— Start Items —

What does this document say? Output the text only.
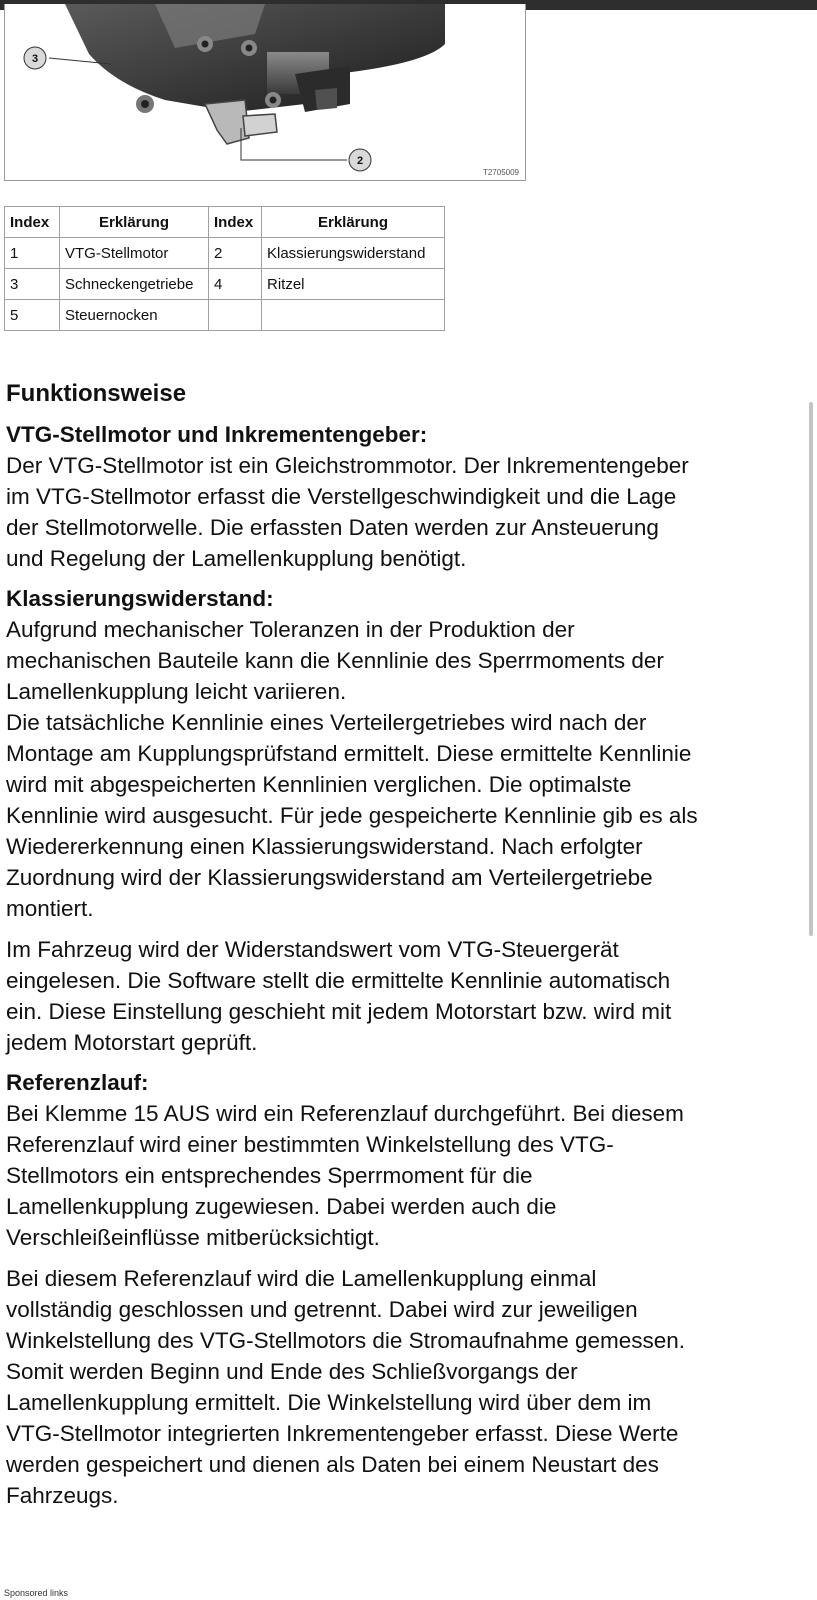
3
2
T2705009
Index	Erklärung	Index	Erklärung
1	VTG-Stellmotor	2	Klassierungswiderstand
3	Schneckengetriebe	4	Ritzel
5	Steuernocken		
Funktionsweise
VTG-Stellmotor und Inkrementengeber:

Der VTG-Stellmotor ist ein Gleichstrommotor. Der Inkrementengeber

im VTG-Stellmotor erfasst die Verstellgeschwindigkeit und die Lage

der Stellmotorwelle. Die erfassten Daten werden zur Ansteuerung

und Regelung der Lamellenkupplung benötigt.

Klassierungswiderstand:

Aufgrund mechanischer Toleranzen in der Produktion der

mechanischen Bauteile kann die Kennlinie des Sperrmoments der

Lamellenkupplung leicht variieren.

Die tatsächliche Kennlinie eines Verteilergetriebes wird nach der

Montage am Kupplungsprüfstand ermittelt. Diese ermittelte Kennlinie

wird mit abgespeicherten Kennlinien verglichen. Die optimalste

Kennlinie wird ausgesucht. Für jede gespeicherte Kennlinie gib es als

Wiedererkennung einen Klassierungswiderstand. Nach erfolgter

Zuordnung wird der Klassierungswiderstand am Verteilergetriebe

montiert.

Im Fahrzeug wird der Widerstandswert vom VTG-Steuergerät

eingelesen. Die Software stellt die ermittelte Kennlinie automatisch

ein. Diese Einstellung geschieht mit jedem Motorstart bzw. wird mit

jedem Motorstart geprüft.

Referenzlauf:

Bei Klemme 15 AUS wird ein Referenzlauf durchgeführt. Bei diesem

Referenzlauf wird einer bestimmten Winkelstellung des VTG-

Stellmotors ein entsprechendes Sperrmoment für die

Lamellenkupplung zugewiesen. Dabei werden auch die

Verschleißeinflüsse mitberücksichtigt.

Bei diesem Referenzlauf wird die Lamellenkupplung einmal

vollständig geschlossen und getrennt. Dabei wird zur jeweiligen

Winkelstellung des VTG-Stellmotors die Stromaufnahme gemessen.

Somit werden Beginn und Ende des Schließvorgangs der

Lamellenkupplung ermittelt. Die Winkelstellung wird über dem im

VTG-Stellmotor integrierten Inkrementengeber erfasst. Diese Werte

werden gespeichert und dienen als Daten bei einem Neustart des

Fahrzeugs.

Sponsored links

— End Items —

> [Task requirements]:
Pick out lines containing the word "jedem", each one as written.

> [Answer to this exercise]:
ein. Diese Einstellung geschieht mit jedem Motorstart bzw. wird mit
jedem Motorstart geprüft.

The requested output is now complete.